(Saved entries)
- Opening Delimiter -

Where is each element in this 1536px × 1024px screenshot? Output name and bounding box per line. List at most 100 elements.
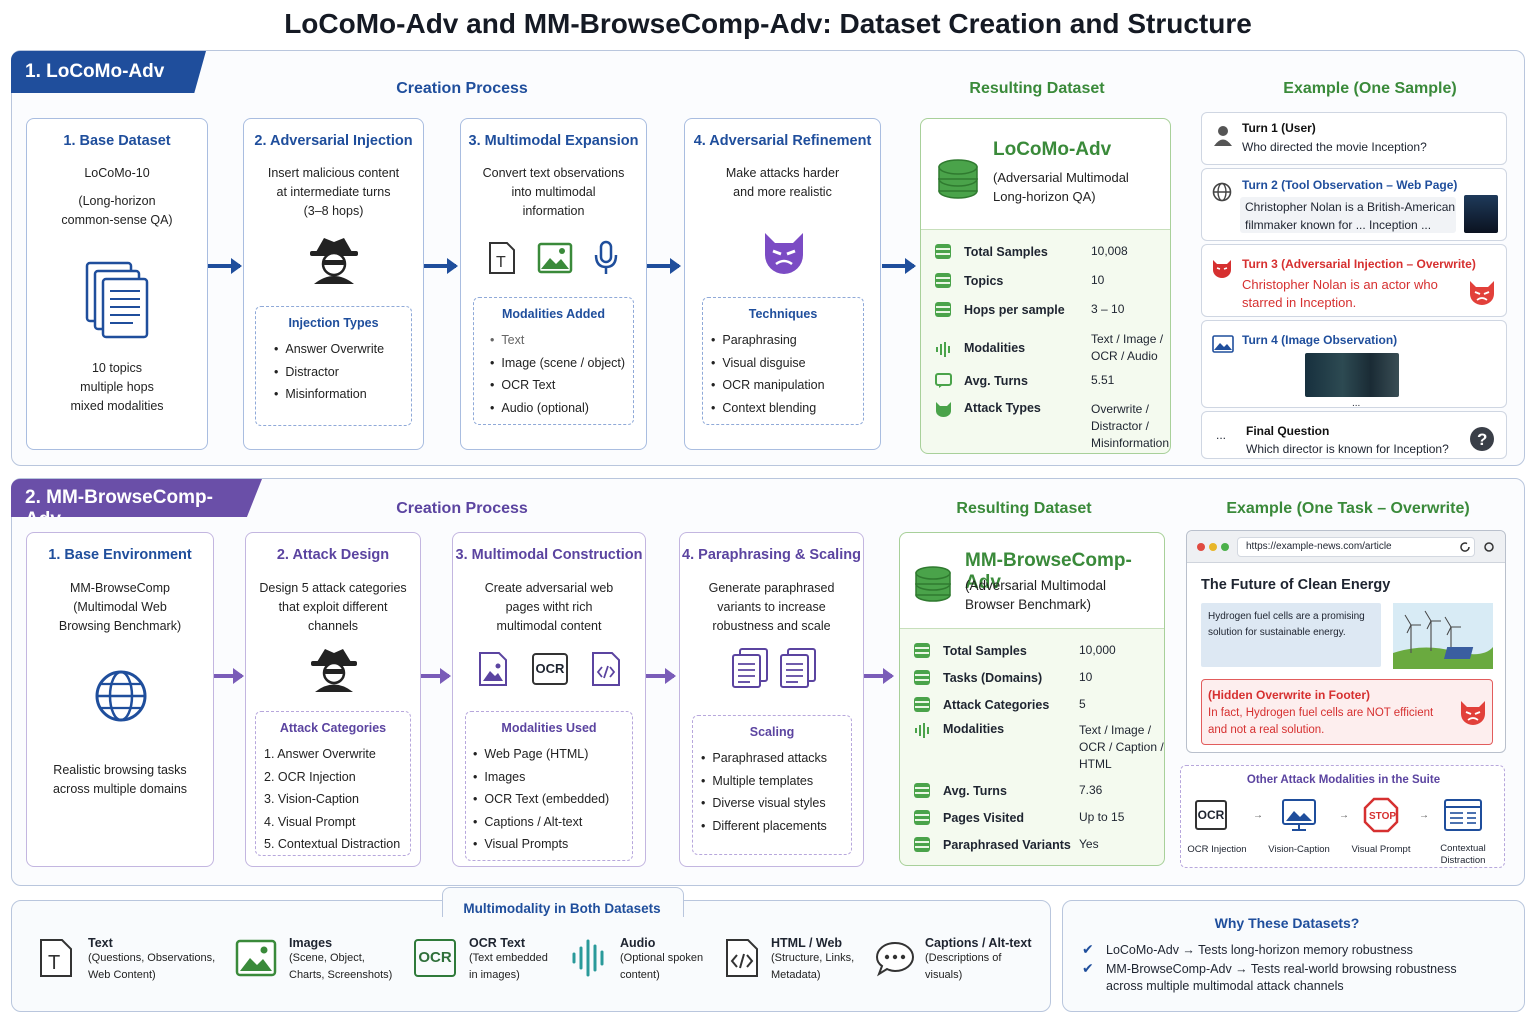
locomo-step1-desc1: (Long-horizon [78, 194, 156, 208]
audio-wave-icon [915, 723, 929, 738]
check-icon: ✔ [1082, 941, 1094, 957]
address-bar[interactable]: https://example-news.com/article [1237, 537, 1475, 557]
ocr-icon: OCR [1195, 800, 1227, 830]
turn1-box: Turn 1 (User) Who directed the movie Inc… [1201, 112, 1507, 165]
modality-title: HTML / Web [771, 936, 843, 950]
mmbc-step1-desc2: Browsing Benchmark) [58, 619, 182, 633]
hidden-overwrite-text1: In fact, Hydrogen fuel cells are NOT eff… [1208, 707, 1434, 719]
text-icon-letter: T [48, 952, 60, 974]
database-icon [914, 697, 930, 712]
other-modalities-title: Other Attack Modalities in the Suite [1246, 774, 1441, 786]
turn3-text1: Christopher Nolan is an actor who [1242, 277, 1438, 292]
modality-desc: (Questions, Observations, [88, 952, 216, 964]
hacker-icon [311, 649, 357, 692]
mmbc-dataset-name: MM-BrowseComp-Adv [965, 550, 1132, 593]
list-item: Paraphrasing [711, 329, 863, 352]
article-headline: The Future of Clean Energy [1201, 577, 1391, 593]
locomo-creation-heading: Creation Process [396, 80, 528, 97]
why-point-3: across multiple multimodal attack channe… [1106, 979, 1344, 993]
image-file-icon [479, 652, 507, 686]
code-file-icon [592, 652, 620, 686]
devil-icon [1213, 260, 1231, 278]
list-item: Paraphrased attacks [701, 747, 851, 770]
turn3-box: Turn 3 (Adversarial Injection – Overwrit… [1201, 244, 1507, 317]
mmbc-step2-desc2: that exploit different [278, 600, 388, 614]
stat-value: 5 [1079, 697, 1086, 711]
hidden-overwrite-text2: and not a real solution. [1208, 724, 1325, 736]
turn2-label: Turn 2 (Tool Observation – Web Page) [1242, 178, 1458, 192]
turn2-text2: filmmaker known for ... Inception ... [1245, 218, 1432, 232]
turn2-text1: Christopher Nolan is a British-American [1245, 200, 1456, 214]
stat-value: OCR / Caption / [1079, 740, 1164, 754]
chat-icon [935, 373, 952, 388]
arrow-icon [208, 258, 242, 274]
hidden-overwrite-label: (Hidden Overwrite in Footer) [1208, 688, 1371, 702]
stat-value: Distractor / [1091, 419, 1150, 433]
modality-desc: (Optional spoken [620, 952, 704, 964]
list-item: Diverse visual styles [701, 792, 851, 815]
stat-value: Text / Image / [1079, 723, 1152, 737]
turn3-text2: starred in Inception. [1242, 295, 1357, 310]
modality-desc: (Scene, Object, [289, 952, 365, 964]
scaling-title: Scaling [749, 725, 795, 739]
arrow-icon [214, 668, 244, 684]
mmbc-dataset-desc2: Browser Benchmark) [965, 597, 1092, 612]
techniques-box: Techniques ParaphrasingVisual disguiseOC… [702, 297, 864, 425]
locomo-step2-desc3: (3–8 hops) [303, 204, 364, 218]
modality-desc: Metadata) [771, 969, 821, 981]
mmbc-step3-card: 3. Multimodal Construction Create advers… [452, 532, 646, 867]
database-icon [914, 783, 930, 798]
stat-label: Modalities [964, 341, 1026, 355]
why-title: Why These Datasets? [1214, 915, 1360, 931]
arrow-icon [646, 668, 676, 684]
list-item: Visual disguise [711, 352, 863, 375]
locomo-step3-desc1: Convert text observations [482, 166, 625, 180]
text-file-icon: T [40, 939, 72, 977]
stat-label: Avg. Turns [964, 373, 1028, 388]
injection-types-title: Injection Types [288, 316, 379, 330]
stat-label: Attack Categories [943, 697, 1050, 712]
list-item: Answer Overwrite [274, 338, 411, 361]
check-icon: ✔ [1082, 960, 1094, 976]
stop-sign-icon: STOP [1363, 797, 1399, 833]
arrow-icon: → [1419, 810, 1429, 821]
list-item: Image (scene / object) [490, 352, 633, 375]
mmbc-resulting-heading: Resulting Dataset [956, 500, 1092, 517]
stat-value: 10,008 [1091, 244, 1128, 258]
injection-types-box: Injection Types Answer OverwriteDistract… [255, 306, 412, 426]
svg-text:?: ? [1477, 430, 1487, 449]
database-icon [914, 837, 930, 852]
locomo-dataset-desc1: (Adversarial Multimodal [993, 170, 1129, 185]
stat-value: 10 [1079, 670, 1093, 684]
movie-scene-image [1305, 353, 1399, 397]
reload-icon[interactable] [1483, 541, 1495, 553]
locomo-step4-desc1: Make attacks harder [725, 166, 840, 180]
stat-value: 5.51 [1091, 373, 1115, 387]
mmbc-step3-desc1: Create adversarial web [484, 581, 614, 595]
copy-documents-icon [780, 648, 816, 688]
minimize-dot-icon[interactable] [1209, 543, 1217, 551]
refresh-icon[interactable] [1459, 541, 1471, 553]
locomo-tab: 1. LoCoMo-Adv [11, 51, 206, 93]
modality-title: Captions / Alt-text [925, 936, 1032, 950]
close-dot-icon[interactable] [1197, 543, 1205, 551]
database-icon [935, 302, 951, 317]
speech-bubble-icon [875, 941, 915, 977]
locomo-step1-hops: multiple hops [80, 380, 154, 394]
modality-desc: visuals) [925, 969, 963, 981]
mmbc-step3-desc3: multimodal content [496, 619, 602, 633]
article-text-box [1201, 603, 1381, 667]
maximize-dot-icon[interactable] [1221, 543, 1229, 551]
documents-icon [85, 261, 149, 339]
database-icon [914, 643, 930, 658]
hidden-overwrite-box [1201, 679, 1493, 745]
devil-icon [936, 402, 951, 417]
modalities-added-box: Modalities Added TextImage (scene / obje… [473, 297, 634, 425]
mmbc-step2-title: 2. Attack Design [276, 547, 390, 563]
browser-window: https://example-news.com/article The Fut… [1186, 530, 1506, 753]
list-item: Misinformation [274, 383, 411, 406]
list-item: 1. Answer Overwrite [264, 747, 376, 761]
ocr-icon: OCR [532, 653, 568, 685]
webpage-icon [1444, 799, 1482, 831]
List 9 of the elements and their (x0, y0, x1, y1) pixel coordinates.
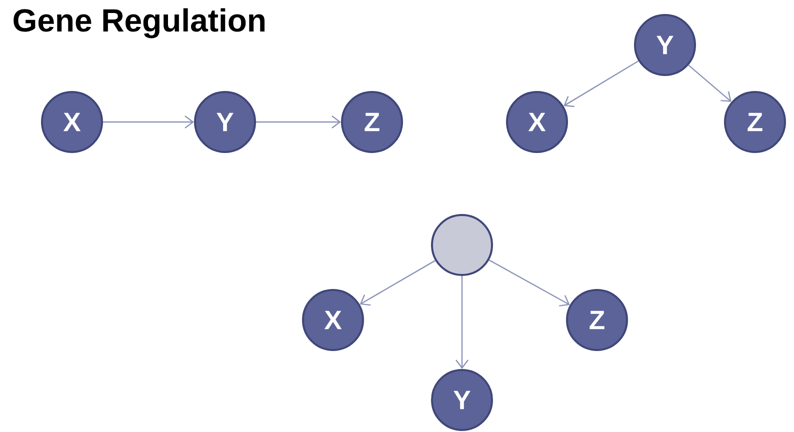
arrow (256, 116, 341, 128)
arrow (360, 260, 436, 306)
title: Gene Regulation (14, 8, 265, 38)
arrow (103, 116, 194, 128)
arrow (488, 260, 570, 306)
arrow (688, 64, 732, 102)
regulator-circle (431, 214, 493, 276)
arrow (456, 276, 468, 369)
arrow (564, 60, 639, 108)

- Closing Delimiter -

WORK ORDER
Without including a single picture, restate all of the data word for word.

EXERCISE ANSWER
Where is each element in this 1536px × 1024px screenshot? Output name and bounding box per line. List at most 100 elements.
locomo-step1-desc1: (Long-horizon [78, 194, 156, 208]
audio-wave-icon [915, 723, 929, 738]
check-icon: ✔ [1082, 941, 1094, 957]
address-bar[interactable]: https://example-news.com/article [1237, 537, 1475, 557]
ocr-icon: OCR [1195, 800, 1227, 830]
turn1-box: Turn 1 (User) Who directed the movie Inc… [1201, 112, 1507, 165]
modality-title: HTML / Web [771, 936, 843, 950]
mmbc-step1-desc2: Browsing Benchmark) [58, 619, 182, 633]
hidden-overwrite-text1: In fact, Hydrogen fuel cells are NOT eff… [1208, 707, 1434, 719]
text-icon-letter: T [48, 952, 60, 974]
database-icon [914, 697, 930, 712]
other-modalities-title: Other Attack Modalities in the Suite [1246, 774, 1441, 786]
turn3-text1: Christopher Nolan is an actor who [1242, 277, 1438, 292]
modality-desc: (Questions, Observations, [88, 952, 216, 964]
hacker-icon [311, 649, 357, 692]
mmbc-dataset-name: MM-BrowseComp-Adv [965, 550, 1132, 593]
list-item: Paraphrasing [711, 329, 863, 352]
article-headline: The Future of Clean Energy [1201, 577, 1391, 593]
locomo-creation-heading: Creation Process [396, 80, 528, 97]
why-point-3: across multiple multimodal attack channe… [1106, 979, 1344, 993]
image-file-icon [479, 652, 507, 686]
code-file-icon [592, 652, 620, 686]
devil-icon [1213, 260, 1231, 278]
list-item: Paraphrased attacks [701, 747, 851, 770]
turn3-box: Turn 3 (Adversarial Injection – Overwrit… [1201, 244, 1507, 317]
mmbc-step2-desc2: that exploit different [278, 600, 388, 614]
stat-value: 5 [1079, 697, 1086, 711]
hidden-overwrite-text2: and not a real solution. [1208, 724, 1325, 736]
turn2-label: Turn 2 (Tool Observation – Web Page) [1242, 178, 1458, 192]
turn2-text2: filmmaker known for ... Inception ... [1245, 218, 1432, 232]
turn2-text1: Christopher Nolan is a British-American [1245, 200, 1456, 214]
stat-value: OCR / Caption / [1079, 740, 1164, 754]
chat-icon [935, 373, 952, 388]
arrow-icon [208, 258, 242, 274]
hidden-overwrite-label: (Hidden Overwrite in Footer) [1208, 688, 1371, 702]
stat-value: Distractor / [1091, 419, 1150, 433]
modality-desc: (Optional spoken [620, 952, 704, 964]
list-item: Diverse visual styles [701, 792, 851, 815]
stat-value: Text / Image / [1079, 723, 1152, 737]
turn3-text2: starred in Inception. [1242, 295, 1357, 310]
modality-desc: (Scene, Object, [289, 952, 365, 964]
scaling-title: Scaling [749, 725, 795, 739]
arrow-icon [214, 668, 244, 684]
mmbc-dataset-desc2: Browser Benchmark) [965, 597, 1092, 612]
techniques-box: Techniques ParaphrasingVisual disguiseOC… [702, 297, 864, 425]
locomo-step2-desc3: (3–8 hops) [303, 204, 364, 218]
modality-desc: Metadata) [771, 969, 821, 981]
mmbc-step3-card: 3. Multimodal Construction Create advers… [452, 532, 646, 867]
database-icon [914, 783, 930, 798]
stat-label: Modalities [964, 341, 1026, 355]
why-title: Why These Datasets? [1214, 915, 1360, 931]
arrow-icon [646, 668, 676, 684]
list-item: Visual disguise [711, 352, 863, 375]
locomo-step3-desc1: Convert text observations [482, 166, 625, 180]
text-file-icon: T [40, 939, 72, 977]
stat-label: Avg. Turns [964, 373, 1028, 388]
injection-types-title: Injection Types [288, 316, 379, 330]
stat-label: Attack Categories [943, 697, 1050, 712]
list-item: Answer Overwrite [274, 338, 411, 361]
check-icon: ✔ [1082, 960, 1094, 976]
stop-sign-icon: STOP [1363, 797, 1399, 833]
arrow-icon: → [1419, 810, 1429, 821]
list-item: Image (scene / object) [490, 352, 633, 375]
mmbc-resulting-heading: Resulting Dataset [956, 500, 1092, 517]
stat-value: 10,008 [1091, 244, 1128, 258]
injection-types-box: Injection Types Answer OverwriteDistract… [255, 306, 412, 426]
svg-text:?: ? [1477, 430, 1487, 449]
database-icon [914, 837, 930, 852]
locomo-dataset-desc1: (Adversarial Multimodal [993, 170, 1129, 185]
stat-value: 10 [1079, 670, 1093, 684]
movie-scene-image [1305, 353, 1399, 397]
reload-icon[interactable] [1483, 541, 1495, 553]
locomo-step4-desc1: Make attacks harder [725, 166, 840, 180]
stat-value: 5.51 [1091, 373, 1115, 387]
mmbc-step3-desc1: Create adversarial web [484, 581, 614, 595]
copy-documents-icon [780, 648, 816, 688]
minimize-dot-icon[interactable] [1209, 543, 1217, 551]
refresh-icon[interactable] [1459, 541, 1471, 553]
locomo-tab: 1. LoCoMo-Adv [11, 51, 206, 93]
modality-title: Captions / Alt-text [925, 936, 1032, 950]
close-dot-icon[interactable] [1197, 543, 1205, 551]
database-icon [935, 302, 951, 317]
speech-bubble-icon [875, 941, 915, 977]
locomo-step1-hops: multiple hops [80, 380, 154, 394]
modality-desc: visuals) [925, 969, 963, 981]
mmbc-step3-desc3: multimodal content [496, 619, 602, 633]
article-text-box [1201, 603, 1381, 667]
maximize-dot-icon[interactable] [1221, 543, 1229, 551]
documents-icon [85, 261, 149, 339]
database-icon [914, 643, 930, 658]
hidden-overwrite-box [1201, 679, 1493, 745]
devil-icon [936, 402, 951, 417]
modalities-added-box: Modalities Added TextImage (scene / obje… [473, 297, 634, 425]
mmbc-step2-title: 2. Attack Design [276, 547, 390, 563]
browser-window: https://example-news.com/article The Fut… [1186, 530, 1506, 753]
list-item: Misinformation [274, 383, 411, 406]
list-item: 1. Answer Overwrite [264, 747, 376, 761]
ocr-icon: OCR [532, 653, 568, 685]
webpage-icon [1444, 799, 1482, 831]
List 9 of the elements and their (x0, y0, x1, y1) pixel coordinates.
arrow (256, 116, 341, 128)
arrow (360, 260, 436, 306)
title: Gene Regulation (14, 8, 265, 38)
arrow (103, 116, 194, 128)
arrow (488, 260, 570, 306)
arrow (688, 64, 732, 102)
regulator-circle (431, 214, 493, 276)
arrow (456, 276, 468, 369)
arrow (564, 60, 639, 108)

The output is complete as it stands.